* _Exercise description_
Print the records again, character for character.

==============================

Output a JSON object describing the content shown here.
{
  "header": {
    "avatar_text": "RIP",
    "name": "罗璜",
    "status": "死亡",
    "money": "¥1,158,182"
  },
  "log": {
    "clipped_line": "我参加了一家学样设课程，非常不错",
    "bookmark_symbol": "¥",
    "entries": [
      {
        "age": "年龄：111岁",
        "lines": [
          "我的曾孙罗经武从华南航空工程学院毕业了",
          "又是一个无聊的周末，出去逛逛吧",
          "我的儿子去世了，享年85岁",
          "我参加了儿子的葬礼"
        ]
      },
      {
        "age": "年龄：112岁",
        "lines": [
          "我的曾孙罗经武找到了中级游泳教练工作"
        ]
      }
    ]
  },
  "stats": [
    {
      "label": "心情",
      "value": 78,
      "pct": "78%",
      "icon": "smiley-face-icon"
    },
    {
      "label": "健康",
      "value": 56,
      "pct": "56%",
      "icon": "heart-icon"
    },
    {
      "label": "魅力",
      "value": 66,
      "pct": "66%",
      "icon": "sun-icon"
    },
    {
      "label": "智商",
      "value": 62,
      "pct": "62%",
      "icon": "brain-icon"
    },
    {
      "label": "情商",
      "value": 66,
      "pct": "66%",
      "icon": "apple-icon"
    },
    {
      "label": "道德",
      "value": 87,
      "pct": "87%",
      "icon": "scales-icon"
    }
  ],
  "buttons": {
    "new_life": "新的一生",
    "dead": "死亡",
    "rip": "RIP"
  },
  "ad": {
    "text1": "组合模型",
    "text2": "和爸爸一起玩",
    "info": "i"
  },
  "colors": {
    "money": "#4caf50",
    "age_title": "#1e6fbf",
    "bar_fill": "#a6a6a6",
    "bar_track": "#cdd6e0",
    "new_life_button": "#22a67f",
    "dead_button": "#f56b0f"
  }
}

==============================

* _Reply_
Output a JSON object describing the content shown here.
{
  "header": {
    "avatar_text": "RIP",
    "name": "罗璜",
    "status": "死亡",
    "money": "¥1,158,182"
  },
  "log": {
    "clipped_line": "我参加了一家学样设课程，非常不错",
    "bookmark_symbol": "¥",
    "entries": [
      {
        "age": "年龄：111岁",
        "lines": [
          "我的曾孙罗经武从华南航空工程学院毕业了",
          "又是一个无聊的周末，出去逛逛吧",
          "我的儿子去世了，享年85岁",
          "我参加了儿子的葬礼"
        ]
      },
      {
        "age": "年龄：112岁",
        "lines": [
          "我的曾孙罗经武找到了中级游泳教练工作"
        ]
      }
    ]
  },
  "stats": [
    {
      "label": "心情",
      "value": 78,
      "pct": "78%",
      "icon": "smiley-face-icon"
    },
    {
      "label": "健康",
      "value": 56,
      "pct": "56%",
      "icon": "heart-icon"
    },
    {
      "label": "魅力",
      "value": 66,
      "pct": "66%",
      "icon": "sun-icon"
    },
    {
      "label": "智商",
      "value": 62,
      "pct": "62%",
      "icon": "brain-icon"
    },
    {
      "label": "情商",
      "value": 66,
      "pct": "66%",
      "icon": "apple-icon"
    },
    {
      "label": "道德",
      "value": 87,
      "pct": "87%",
      "icon": "scales-icon"
    }
  ],
  "buttons": {
    "new_life": "新的一生",
    "dead": "死亡",
    "rip": "RIP"
  },
  "ad": {
    "text1": "组合模型",
    "text2": "和爸爸一起玩",
    "info": "i"
  },
  "colors": {
    "money": "#4caf50",
    "age_title": "#1e6fbf",
    "bar_fill": "#a6a6a6",
    "bar_track": "#cdd6e0",
    "new_life_button": "#22a67f",
    "dead_button": "#f56b0f"
  }
}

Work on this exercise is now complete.